Do this. All records are to be retyped faithfully and completely.

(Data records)
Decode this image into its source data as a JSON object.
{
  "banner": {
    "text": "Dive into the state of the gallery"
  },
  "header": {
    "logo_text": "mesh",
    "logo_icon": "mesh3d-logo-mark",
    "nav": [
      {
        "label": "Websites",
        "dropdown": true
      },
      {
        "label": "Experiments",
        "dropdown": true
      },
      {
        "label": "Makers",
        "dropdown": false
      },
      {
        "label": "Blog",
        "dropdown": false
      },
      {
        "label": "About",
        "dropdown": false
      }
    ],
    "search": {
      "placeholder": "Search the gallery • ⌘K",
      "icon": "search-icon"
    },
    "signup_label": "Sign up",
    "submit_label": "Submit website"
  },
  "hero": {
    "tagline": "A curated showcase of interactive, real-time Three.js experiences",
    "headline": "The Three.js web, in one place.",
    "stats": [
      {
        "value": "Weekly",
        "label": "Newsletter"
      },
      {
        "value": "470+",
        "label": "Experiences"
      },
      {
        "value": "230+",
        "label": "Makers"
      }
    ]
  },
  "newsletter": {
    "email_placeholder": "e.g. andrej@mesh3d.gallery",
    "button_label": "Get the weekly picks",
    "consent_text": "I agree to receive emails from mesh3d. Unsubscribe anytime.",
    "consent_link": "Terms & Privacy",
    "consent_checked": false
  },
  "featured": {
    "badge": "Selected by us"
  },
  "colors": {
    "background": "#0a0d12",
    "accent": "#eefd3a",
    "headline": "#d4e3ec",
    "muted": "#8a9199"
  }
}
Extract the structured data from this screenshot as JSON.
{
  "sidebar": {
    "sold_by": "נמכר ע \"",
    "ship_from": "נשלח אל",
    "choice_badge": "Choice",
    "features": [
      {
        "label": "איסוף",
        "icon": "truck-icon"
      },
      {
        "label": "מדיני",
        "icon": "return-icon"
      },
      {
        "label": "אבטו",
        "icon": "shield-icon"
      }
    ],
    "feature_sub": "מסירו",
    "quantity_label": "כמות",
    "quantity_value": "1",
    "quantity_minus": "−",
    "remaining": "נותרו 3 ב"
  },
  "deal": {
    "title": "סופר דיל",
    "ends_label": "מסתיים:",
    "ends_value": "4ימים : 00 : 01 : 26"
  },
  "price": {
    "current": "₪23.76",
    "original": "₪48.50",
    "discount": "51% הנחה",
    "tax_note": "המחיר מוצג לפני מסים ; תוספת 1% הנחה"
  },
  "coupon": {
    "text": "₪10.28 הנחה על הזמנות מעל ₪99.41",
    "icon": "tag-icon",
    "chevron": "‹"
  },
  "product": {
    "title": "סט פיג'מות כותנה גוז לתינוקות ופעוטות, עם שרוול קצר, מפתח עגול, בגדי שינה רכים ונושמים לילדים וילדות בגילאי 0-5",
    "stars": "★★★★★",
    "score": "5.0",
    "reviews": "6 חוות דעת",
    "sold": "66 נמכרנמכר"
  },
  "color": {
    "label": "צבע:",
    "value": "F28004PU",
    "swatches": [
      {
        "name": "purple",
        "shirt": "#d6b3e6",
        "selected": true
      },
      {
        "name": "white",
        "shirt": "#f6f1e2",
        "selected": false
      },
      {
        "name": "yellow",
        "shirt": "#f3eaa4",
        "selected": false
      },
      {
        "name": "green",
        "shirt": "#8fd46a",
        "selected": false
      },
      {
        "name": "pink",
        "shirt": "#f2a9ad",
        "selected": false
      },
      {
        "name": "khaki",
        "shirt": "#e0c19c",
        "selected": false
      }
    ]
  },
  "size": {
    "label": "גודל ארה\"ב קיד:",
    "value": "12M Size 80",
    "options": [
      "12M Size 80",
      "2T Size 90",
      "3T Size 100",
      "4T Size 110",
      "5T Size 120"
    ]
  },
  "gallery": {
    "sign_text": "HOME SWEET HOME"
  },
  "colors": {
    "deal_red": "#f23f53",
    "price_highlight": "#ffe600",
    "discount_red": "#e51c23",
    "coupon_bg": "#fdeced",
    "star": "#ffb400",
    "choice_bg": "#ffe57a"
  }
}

Written answer.
Decode this image into its source data as a JSON object.
{
  "banner": {
    "text": "Dive into the state of the gallery"
  },
  "header": {
    "logo_text": "mesh",
    "logo_icon": "mesh3d-logo-mark",
    "nav": [
      {
        "label": "Websites",
        "dropdown": true
      },
      {
        "label": "Experiments",
        "dropdown": true
      },
      {
        "label": "Makers",
        "dropdown": false
      },
      {
        "label": "Blog",
        "dropdown": false
      },
      {
        "label": "About",
        "dropdown": false
      }
    ],
    "search": {
      "placeholder": "Search the gallery • ⌘K",
      "icon": "search-icon"
    },
    "signup_label": "Sign up",
    "submit_label": "Submit website"
  },
  "hero": {
    "tagline": "A curated showcase of interactive, real-time Three.js experiences",
    "headline": "The Three.js web, in one place.",
    "stats": [
      {
        "value": "Weekly",
        "label": "Newsletter"
      },
      {
        "value": "470+",
        "label": "Experiences"
      },
      {
        "value": "230+",
        "label": "Makers"
      }
    ]
  },
  "newsletter": {
    "email_placeholder": "e.g. andrej@mesh3d.gallery",
    "button_label": "Get the weekly picks",
    "consent_text": "I agree to receive emails from mesh3d. Unsubscribe anytime.",
    "consent_link": "Terms & Privacy",
    "consent_checked": false
  },
  "featured": {
    "badge": "Selected by us"
  },
  "colors": {
    "background": "#0a0d12",
    "accent": "#eefd3a",
    "headline": "#d4e3ec",
    "muted": "#8a9199"
  }
}
Extract the structured data from this screenshot as JSON.
{
  "sidebar": {
    "sold_by": "נמכר ע \"",
    "ship_from": "נשלח אל",
    "choice_badge": "Choice",
    "features": [
      {
        "label": "איסוף",
        "icon": "truck-icon"
      },
      {
        "label": "מדיני",
        "icon": "return-icon"
      },
      {
        "label": "אבטו",
        "icon": "shield-icon"
      }
    ],
    "feature_sub": "מסירו",
    "quantity_label": "כמות",
    "quantity_value": "1",
    "quantity_minus": "−",
    "remaining": "נותרו 3 ב"
  },
  "deal": {
    "title": "סופר דיל",
    "ends_label": "מסתיים:",
    "ends_value": "4ימים : 00 : 01 : 26"
  },
  "price": {
    "current": "₪23.76",
    "original": "₪48.50",
    "discount": "51% הנחה",
    "tax_note": "המחיר מוצג לפני מסים ; תוספת 1% הנחה"
  },
  "coupon": {
    "text": "₪10.28 הנחה על הזמנות מעל ₪99.41",
    "icon": "tag-icon",
    "chevron": "‹"
  },
  "product": {
    "title": "סט פיג'מות כותנה גוז לתינוקות ופעוטות, עם שרוול קצר, מפתח עגול, בגדי שינה רכים ונושמים לילדים וילדות בגילאי 0-5",
    "stars": "★★★★★",
    "score": "5.0",
    "reviews": "6 חוות דעת",
    "sold": "66 נמכרנמכר"
  },
  "color": {
    "label": "צבע:",
    "value": "F28004PU",
    "swatches": [
      {
        "name": "purple",
        "shirt": "#d6b3e6",
        "selected": true
      },
      {
        "name": "white",
        "shirt": "#f6f1e2",
        "selected": false
      },
      {
        "name": "yellow",
        "shirt": "#f3eaa4",
        "selected": false
      },
      {
        "name": "green",
        "shirt": "#8fd46a",
        "selected": false
      },
      {
        "name": "pink",
        "shirt": "#f2a9ad",
        "selected": false
      },
      {
        "name": "khaki",
        "shirt": "#e0c19c",
        "selected": false
      }
    ]
  },
  "size": {
    "label": "גודל ארה\"ב קיד:",
    "value": "12M Size 80",
    "options": [
      "12M Size 80",
      "2T Size 90",
      "3T Size 100",
      "4T Size 110",
      "5T Size 120"
    ]
  },
  "gallery": {
    "sign_text": "HOME SWEET HOME"
  },
  "colors": {
    "deal_red": "#f23f53",
    "price_highlight": "#ffe600",
    "discount_red": "#e51c23",
    "coupon_bg": "#fdeced",
    "star": "#ffb400",
    "choice_bg": "#ffe57a"
  }
}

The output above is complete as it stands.